**What to work on**:
Show every line below where "农工商房地产" can be found.

**Material for the task**:
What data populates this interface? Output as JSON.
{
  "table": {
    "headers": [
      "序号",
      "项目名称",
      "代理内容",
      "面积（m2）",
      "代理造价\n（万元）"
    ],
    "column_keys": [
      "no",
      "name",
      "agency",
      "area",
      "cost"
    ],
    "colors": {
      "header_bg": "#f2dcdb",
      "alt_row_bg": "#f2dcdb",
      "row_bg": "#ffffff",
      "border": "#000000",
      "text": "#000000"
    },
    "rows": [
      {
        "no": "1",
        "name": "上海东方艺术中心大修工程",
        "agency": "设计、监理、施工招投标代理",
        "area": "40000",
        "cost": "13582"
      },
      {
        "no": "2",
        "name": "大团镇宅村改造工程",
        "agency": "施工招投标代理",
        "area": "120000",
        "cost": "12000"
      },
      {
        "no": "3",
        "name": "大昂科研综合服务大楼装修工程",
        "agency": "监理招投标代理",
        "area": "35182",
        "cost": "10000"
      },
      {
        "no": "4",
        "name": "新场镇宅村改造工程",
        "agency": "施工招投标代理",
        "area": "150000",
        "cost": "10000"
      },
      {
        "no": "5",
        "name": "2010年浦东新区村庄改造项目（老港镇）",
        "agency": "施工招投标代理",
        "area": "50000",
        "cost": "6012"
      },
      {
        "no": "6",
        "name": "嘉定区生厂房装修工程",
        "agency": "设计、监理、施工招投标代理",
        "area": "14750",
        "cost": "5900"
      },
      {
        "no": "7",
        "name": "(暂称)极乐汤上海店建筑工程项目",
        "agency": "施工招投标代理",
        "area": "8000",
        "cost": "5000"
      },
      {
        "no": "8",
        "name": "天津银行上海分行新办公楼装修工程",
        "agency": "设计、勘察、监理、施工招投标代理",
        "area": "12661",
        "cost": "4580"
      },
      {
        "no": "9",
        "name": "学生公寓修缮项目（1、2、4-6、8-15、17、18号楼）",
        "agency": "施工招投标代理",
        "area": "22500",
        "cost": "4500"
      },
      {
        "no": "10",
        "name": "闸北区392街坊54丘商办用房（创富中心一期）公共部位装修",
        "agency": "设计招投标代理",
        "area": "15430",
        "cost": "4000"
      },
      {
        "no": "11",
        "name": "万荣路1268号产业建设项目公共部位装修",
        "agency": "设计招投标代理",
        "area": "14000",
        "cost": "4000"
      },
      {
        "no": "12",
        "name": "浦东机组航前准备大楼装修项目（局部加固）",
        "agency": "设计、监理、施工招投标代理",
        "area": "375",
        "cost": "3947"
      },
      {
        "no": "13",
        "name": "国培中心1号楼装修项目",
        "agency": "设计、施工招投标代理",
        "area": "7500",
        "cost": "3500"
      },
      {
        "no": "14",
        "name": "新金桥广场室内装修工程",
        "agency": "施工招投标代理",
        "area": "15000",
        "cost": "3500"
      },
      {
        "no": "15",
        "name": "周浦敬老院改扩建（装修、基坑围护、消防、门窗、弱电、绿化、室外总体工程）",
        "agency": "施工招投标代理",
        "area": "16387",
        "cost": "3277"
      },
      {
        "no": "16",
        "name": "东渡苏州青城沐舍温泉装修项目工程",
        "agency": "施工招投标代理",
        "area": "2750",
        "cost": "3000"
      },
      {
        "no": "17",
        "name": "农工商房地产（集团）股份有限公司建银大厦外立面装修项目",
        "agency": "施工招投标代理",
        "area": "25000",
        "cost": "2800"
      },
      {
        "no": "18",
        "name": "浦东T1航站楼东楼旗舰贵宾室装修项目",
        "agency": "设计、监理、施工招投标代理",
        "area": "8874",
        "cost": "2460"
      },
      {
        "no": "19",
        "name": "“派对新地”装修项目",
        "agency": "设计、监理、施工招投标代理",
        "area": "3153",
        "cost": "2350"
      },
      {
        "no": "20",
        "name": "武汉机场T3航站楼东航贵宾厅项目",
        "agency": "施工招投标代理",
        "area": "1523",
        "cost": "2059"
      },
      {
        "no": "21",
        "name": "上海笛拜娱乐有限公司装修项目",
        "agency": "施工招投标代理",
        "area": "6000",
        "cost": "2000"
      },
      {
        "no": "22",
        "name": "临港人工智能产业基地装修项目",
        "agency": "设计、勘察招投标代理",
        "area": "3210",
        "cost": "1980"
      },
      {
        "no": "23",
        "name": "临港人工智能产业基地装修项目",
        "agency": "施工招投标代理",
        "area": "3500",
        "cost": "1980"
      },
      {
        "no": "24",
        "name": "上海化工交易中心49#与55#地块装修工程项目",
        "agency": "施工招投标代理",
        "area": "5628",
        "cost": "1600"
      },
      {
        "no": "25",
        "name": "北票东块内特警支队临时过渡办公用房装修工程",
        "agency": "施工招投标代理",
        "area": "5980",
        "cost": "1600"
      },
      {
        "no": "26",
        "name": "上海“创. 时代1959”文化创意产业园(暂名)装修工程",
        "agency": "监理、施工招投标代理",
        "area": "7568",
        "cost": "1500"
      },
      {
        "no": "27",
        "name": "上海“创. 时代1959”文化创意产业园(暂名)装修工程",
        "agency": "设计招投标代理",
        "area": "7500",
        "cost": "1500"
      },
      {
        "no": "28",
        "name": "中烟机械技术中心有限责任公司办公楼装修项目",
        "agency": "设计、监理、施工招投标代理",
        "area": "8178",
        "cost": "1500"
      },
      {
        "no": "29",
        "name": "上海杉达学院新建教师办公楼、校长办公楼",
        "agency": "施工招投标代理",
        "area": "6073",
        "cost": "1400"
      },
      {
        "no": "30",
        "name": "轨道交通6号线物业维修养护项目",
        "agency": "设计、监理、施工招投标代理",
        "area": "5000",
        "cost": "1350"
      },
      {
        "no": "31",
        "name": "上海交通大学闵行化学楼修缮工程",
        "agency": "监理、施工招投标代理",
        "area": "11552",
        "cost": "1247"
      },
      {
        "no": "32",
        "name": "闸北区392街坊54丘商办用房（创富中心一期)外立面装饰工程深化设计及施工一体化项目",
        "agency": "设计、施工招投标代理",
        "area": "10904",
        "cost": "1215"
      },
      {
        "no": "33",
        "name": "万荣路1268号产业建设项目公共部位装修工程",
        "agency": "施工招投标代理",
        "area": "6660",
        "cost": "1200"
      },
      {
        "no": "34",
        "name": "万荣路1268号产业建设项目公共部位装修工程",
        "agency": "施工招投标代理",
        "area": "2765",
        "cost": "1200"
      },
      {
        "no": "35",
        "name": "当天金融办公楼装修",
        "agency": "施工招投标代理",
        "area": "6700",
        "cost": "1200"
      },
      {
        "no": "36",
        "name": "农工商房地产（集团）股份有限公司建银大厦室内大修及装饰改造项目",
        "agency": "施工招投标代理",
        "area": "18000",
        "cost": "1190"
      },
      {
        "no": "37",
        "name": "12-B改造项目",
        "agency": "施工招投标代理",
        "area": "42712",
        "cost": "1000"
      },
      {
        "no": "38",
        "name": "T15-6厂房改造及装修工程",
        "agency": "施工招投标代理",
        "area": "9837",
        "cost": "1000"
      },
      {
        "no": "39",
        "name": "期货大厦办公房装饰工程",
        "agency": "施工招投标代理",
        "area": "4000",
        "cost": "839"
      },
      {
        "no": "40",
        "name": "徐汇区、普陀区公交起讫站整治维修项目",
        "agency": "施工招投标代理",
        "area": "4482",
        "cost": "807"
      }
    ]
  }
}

**Correct response**:
        "name": "农工商房地产（集团）股份有限公司建银大厦外立面装修项目",
        "name": "农工商房地产（集团）股份有限公司建银大厦室内大修及装饰改造项目",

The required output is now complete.